**Exercise description**
Reproduce the listing that follows with no differences at all.
++++++++++
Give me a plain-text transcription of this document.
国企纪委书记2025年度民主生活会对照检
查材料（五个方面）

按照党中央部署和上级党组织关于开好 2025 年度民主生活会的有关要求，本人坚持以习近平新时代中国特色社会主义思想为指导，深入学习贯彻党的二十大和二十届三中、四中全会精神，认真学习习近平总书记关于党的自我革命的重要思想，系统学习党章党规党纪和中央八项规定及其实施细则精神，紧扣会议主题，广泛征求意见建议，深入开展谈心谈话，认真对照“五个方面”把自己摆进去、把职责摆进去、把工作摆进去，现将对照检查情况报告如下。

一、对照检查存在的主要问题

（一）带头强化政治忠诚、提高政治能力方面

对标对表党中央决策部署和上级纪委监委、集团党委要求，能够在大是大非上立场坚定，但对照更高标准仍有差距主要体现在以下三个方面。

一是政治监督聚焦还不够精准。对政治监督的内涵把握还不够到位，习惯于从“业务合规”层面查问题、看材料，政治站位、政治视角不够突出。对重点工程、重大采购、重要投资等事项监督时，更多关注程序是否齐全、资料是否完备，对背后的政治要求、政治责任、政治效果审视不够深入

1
++++++++++
**Response to the task**
Give me a plain-text transcription of this document.
国企纪委书记2025年度民主生活会对照检
查材料（五个方面）

按照党中央部署和上级党组织关于开好 2025 年度民主生活会的有关要求，本人坚持以习近平新时代中国特色社会主义思想为指导，深入学习贯彻党的二十大和二十届三中、四中全会精神，认真学习习近平总书记关于党的自我革命的重要思想，系统学习党章党规党纪和中央八项规定及其实施细则精神，紧扣会议主题，广泛征求意见建议，深入开展谈心谈话，认真对照“五个方面”把自己摆进去、把职责摆进去、把工作摆进去，现将对照检查情况报告如下。

一、对照检查存在的主要问题

（一）带头强化政治忠诚、提高政治能力方面

对标对表党中央决策部署和上级纪委监委、集团党委要求，能够在大是大非上立场坚定，但对照更高标准仍有差距主要体现在以下三个方面。

一是政治监督聚焦还不够精准。对政治监督的内涵把握还不够到位，习惯于从“业务合规”层面查问题、看材料，政治站位、政治视角不够突出。对重点工程、重大采购、重要投资等事项监督时，更多关注程序是否齐全、资料是否完备，对背后的政治要求、政治责任、政治效果审视不够深入

1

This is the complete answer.